**Data records**
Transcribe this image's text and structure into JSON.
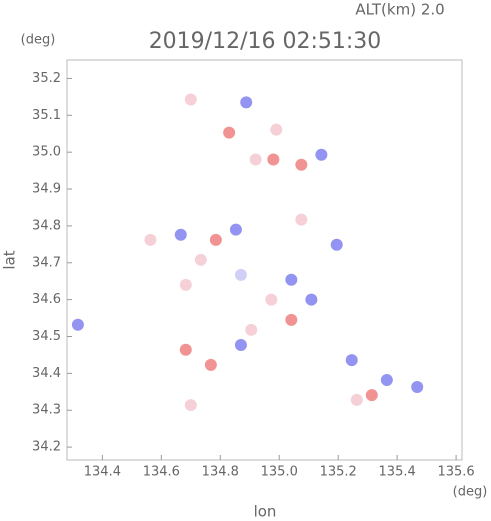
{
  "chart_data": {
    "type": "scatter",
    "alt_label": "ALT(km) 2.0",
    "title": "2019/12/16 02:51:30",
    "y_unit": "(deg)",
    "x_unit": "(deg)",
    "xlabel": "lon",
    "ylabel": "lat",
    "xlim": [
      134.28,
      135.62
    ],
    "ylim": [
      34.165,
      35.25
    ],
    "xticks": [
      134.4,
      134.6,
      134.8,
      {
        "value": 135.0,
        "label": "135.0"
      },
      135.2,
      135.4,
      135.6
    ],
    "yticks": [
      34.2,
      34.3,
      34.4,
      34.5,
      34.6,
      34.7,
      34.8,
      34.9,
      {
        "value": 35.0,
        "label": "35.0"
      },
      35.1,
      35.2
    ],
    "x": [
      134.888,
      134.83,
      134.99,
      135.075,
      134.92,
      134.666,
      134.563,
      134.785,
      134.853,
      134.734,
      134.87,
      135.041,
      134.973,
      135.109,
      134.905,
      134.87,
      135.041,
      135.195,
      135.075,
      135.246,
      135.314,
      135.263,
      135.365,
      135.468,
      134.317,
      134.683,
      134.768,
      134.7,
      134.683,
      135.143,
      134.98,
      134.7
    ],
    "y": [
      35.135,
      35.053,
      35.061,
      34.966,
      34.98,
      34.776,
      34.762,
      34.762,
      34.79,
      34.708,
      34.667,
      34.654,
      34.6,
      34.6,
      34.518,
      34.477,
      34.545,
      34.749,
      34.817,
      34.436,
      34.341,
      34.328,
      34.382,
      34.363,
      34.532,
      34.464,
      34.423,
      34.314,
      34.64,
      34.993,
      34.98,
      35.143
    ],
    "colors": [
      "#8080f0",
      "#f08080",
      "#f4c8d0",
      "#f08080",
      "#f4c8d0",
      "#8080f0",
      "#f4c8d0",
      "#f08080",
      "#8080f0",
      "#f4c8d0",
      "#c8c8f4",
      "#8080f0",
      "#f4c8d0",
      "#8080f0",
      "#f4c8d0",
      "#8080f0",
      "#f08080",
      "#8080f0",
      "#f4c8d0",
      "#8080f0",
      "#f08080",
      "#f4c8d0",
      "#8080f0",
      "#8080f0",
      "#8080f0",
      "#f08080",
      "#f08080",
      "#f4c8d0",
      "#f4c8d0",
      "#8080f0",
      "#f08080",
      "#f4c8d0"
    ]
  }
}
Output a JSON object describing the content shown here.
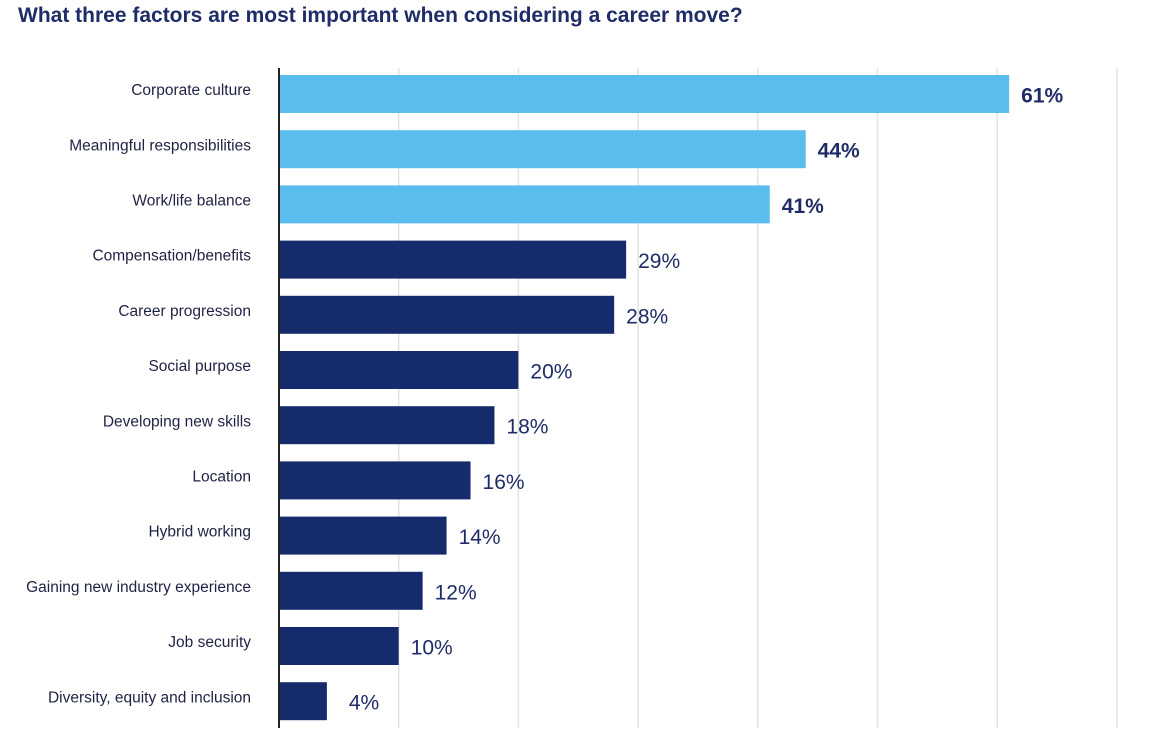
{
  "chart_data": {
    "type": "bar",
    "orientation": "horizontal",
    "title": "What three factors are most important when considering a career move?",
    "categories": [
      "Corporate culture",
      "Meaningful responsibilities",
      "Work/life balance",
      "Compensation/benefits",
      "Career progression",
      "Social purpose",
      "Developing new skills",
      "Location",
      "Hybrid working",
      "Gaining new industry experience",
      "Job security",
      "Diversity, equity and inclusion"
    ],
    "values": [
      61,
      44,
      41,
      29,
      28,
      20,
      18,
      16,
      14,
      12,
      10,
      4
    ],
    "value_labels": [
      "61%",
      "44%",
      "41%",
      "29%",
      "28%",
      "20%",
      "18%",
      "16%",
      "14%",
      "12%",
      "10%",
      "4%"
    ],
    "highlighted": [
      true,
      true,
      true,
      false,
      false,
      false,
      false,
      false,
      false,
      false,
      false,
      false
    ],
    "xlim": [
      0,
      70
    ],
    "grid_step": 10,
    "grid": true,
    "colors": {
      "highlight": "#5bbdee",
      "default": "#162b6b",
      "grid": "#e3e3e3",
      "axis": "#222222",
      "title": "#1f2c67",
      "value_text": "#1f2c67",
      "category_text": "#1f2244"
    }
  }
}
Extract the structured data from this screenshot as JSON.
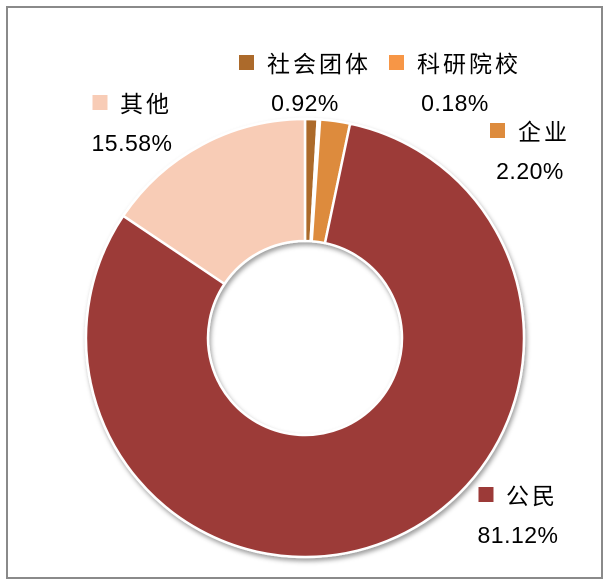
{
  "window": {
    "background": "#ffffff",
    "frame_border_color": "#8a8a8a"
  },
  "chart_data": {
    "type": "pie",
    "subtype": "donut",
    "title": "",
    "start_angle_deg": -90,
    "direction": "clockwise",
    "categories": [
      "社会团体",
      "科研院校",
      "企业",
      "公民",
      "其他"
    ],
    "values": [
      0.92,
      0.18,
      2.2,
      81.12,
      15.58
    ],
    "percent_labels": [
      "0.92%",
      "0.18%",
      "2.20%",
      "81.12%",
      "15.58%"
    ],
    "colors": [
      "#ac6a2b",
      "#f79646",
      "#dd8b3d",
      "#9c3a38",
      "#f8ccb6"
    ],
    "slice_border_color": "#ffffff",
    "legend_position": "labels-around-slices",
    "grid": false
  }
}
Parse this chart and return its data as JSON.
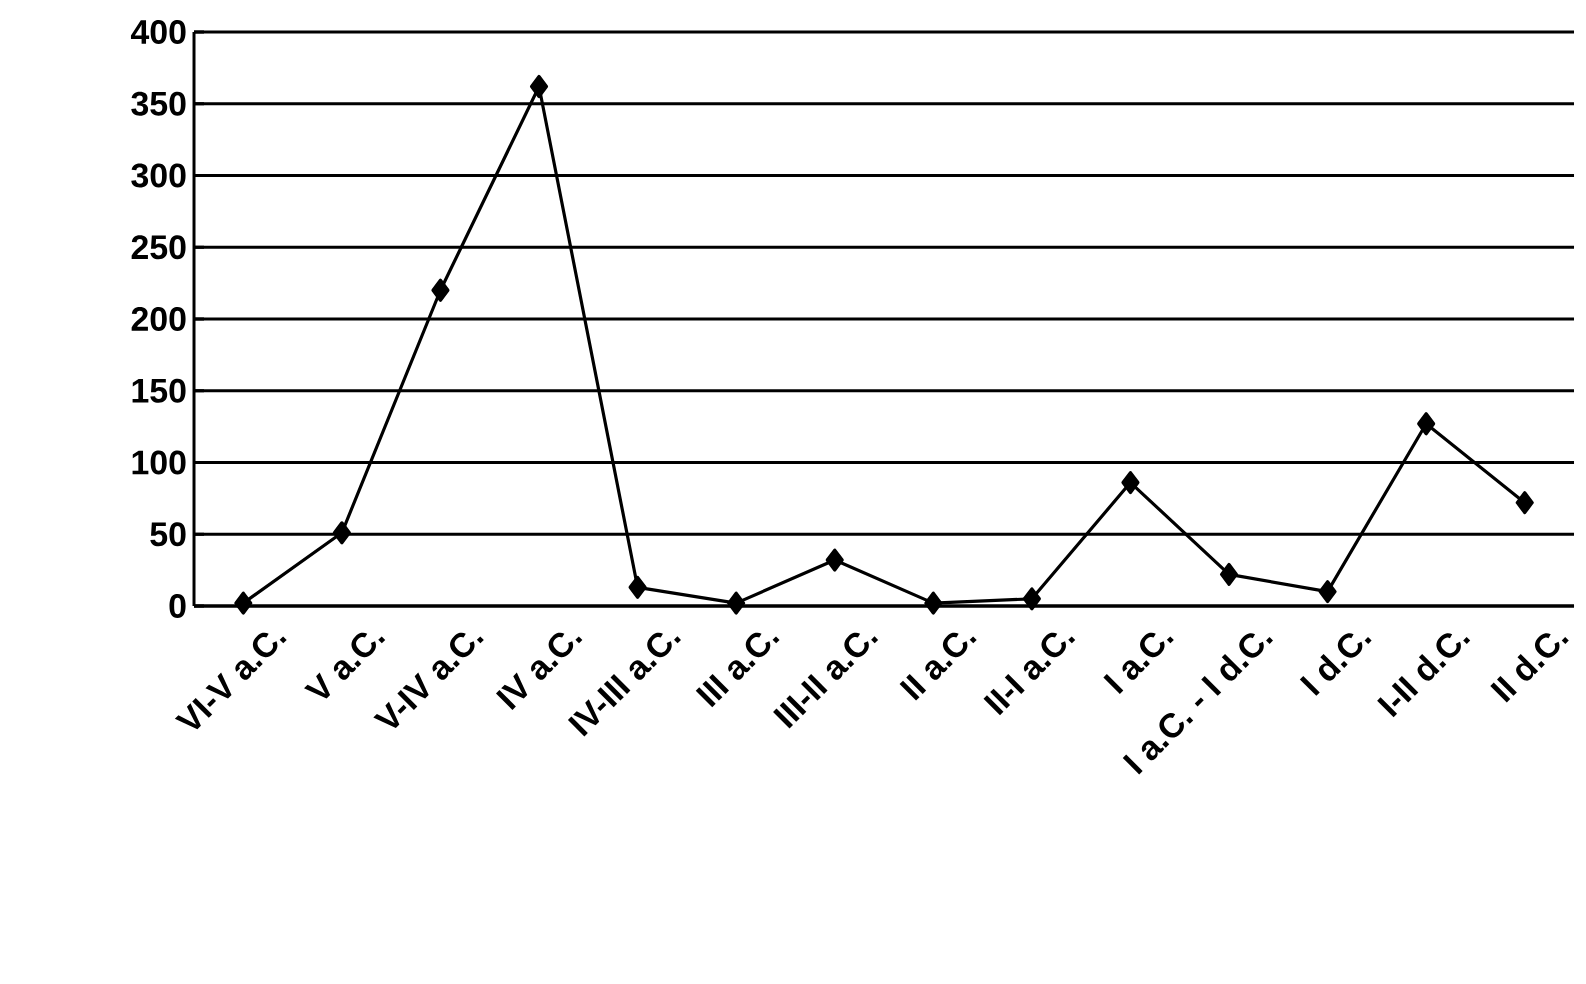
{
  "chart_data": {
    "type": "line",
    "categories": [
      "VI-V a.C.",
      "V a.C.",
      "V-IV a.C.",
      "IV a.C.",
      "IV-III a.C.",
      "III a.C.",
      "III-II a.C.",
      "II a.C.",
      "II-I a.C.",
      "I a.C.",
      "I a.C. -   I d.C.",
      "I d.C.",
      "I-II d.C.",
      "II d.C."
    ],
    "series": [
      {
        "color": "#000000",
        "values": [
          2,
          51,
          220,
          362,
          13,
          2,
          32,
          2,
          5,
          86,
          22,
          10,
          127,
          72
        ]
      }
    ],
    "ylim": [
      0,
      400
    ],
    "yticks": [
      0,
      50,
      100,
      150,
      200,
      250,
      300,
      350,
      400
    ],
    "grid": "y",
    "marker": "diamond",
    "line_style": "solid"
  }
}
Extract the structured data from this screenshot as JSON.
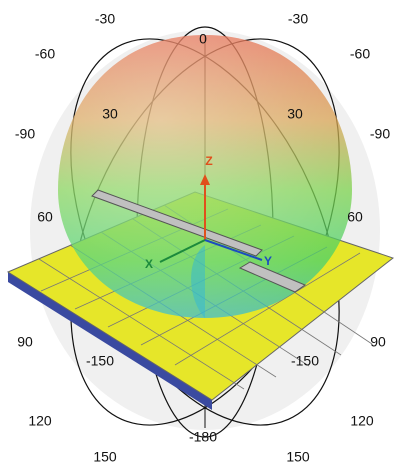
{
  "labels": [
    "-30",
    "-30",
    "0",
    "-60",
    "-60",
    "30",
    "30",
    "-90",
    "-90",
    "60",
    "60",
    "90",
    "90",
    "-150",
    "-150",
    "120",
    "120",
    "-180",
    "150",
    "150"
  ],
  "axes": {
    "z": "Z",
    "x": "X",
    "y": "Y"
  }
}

**Short problem**
Copy out each line word for word, please, skipping the images.

**The answer**
Transcribe this image's text and structure into JSON.
{
  "chart_data": {
    "type": "scatter",
    "alt_label": "ALT(km) 2.0",
    "title": "2019/12/16 02:51:30",
    "y_unit": "(deg)",
    "x_unit": "(deg)",
    "xlabel": "lon",
    "ylabel": "lat",
    "xlim": [
      134.28,
      135.62
    ],
    "ylim": [
      34.165,
      35.25
    ],
    "xticks": [
      134.4,
      134.6,
      134.8,
      {
        "value": 135.0,
        "label": "135.0"
      },
      135.2,
      135.4,
      135.6
    ],
    "yticks": [
      34.2,
      34.3,
      34.4,
      34.5,
      34.6,
      34.7,
      34.8,
      34.9,
      {
        "value": 35.0,
        "label": "35.0"
      },
      35.1,
      35.2
    ],
    "x": [
      134.888,
      134.83,
      134.99,
      135.075,
      134.92,
      134.666,
      134.563,
      134.785,
      134.853,
      134.734,
      134.87,
      135.041,
      134.973,
      135.109,
      134.905,
      134.87,
      135.041,
      135.195,
      135.075,
      135.246,
      135.314,
      135.263,
      135.365,
      135.468,
      134.317,
      134.683,
      134.768,
      134.7,
      134.683,
      135.143,
      134.98,
      134.7
    ],
    "y": [
      35.135,
      35.053,
      35.061,
      34.966,
      34.98,
      34.776,
      34.762,
      34.762,
      34.79,
      34.708,
      34.667,
      34.654,
      34.6,
      34.6,
      34.518,
      34.477,
      34.545,
      34.749,
      34.817,
      34.436,
      34.341,
      34.328,
      34.382,
      34.363,
      34.532,
      34.464,
      34.423,
      34.314,
      34.64,
      34.993,
      34.98,
      35.143
    ],
    "colors": [
      "#8080f0",
      "#f08080",
      "#f4c8d0",
      "#f08080",
      "#f4c8d0",
      "#8080f0",
      "#f4c8d0",
      "#f08080",
      "#8080f0",
      "#f4c8d0",
      "#c8c8f4",
      "#8080f0",
      "#f4c8d0",
      "#8080f0",
      "#f4c8d0",
      "#8080f0",
      "#f08080",
      "#8080f0",
      "#f4c8d0",
      "#8080f0",
      "#f08080",
      "#f4c8d0",
      "#8080f0",
      "#8080f0",
      "#8080f0",
      "#f08080",
      "#f08080",
      "#f4c8d0",
      "#f4c8d0",
      "#8080f0",
      "#f08080",
      "#f4c8d0"
    ]
  }
}
Output a JSON object describing the content shown here.
{
  "chart_data": {
    "type": "bar",
    "orientation": "horizontal",
    "title": "What three factors are most important when considering a career move?",
    "categories": [
      "Corporate culture",
      "Meaningful responsibilities",
      "Work/life balance",
      "Compensation/benefits",
      "Career progression",
      "Social purpose",
      "Developing new skills",
      "Location",
      "Hybrid working",
      "Gaining new industry experience",
      "Job security",
      "Diversity, equity and inclusion"
    ],
    "values": [
      61,
      44,
      41,
      29,
      28,
      20,
      18,
      16,
      14,
      12,
      10,
      4
    ],
    "value_labels": [
      "61%",
      "44%",
      "41%",
      "29%",
      "28%",
      "20%",
      "18%",
      "16%",
      "14%",
      "12%",
      "10%",
      "4%"
    ],
    "highlighted": [
      true,
      true,
      true,
      false,
      false,
      false,
      false,
      false,
      false,
      false,
      false,
      false
    ],
    "xlim": [
      0,
      70
    ],
    "grid_step": 10,
    "grid": true,
    "colors": {
      "highlight": "#5bbdee",
      "default": "#162b6b",
      "grid": "#e3e3e3",
      "axis": "#222222",
      "title": "#1f2c67",
      "value_text": "#1f2c67",
      "category_text": "#1f2244"
    }
  }
}
Extract the structured data from this screenshot as JSON.
{
  "window": {
    "background": "#ffffff",
    "frame_border_color": "#8a8a8a"
  },
  "chart_data": {
    "type": "pie",
    "subtype": "donut",
    "title": "",
    "start_angle_deg": -90,
    "direction": "clockwise",
    "categories": [
      "社会团体",
      "科研院校",
      "企业",
      "公民",
      "其他"
    ],
    "values": [
      0.92,
      0.18,
      2.2,
      81.12,
      15.58
    ],
    "percent_labels": [
      "0.92%",
      "0.18%",
      "2.20%",
      "81.12%",
      "15.58%"
    ],
    "colors": [
      "#ac6a2b",
      "#f79646",
      "#dd8b3d",
      "#9c3a38",
      "#f8ccb6"
    ],
    "slice_border_color": "#ffffff",
    "legend_position": "labels-around-slices",
    "grid": false
  }
}
Parse this chart and return its data as JSON.
{
  "chart_data": {
    "type": "line",
    "categories": [
      "VI-V a.C.",
      "V a.C.",
      "V-IV a.C.",
      "IV a.C.",
      "IV-III a.C.",
      "III a.C.",
      "III-II a.C.",
      "II a.C.",
      "II-I a.C.",
      "I a.C.",
      "I a.C. -   I d.C.",
      "I d.C.",
      "I-II d.C.",
      "II d.C."
    ],
    "series": [
      {
        "color": "#000000",
        "values": [
          2,
          51,
          220,
          362,
          13,
          2,
          32,
          2,
          5,
          86,
          22,
          10,
          127,
          72
        ]
      }
    ],
    "ylim": [
      0,
      400
    ],
    "yticks": [
      0,
      50,
      100,
      150,
      200,
      250,
      300,
      350,
      400
    ],
    "grid": "y",
    "marker": "diamond",
    "line_style": "solid"
  }
}
Extract the structured data from this screenshot as JSON.
{
  "labels": [
    "-30",
    "-30",
    "0",
    "-60",
    "-60",
    "30",
    "30",
    "-90",
    "-90",
    "60",
    "60",
    "90",
    "90",
    "-150",
    "-150",
    "120",
    "120",
    "-180",
    "150",
    "150"
  ],
  "axes": {
    "z": "Z",
    "x": "X",
    "y": "Y"
  }
}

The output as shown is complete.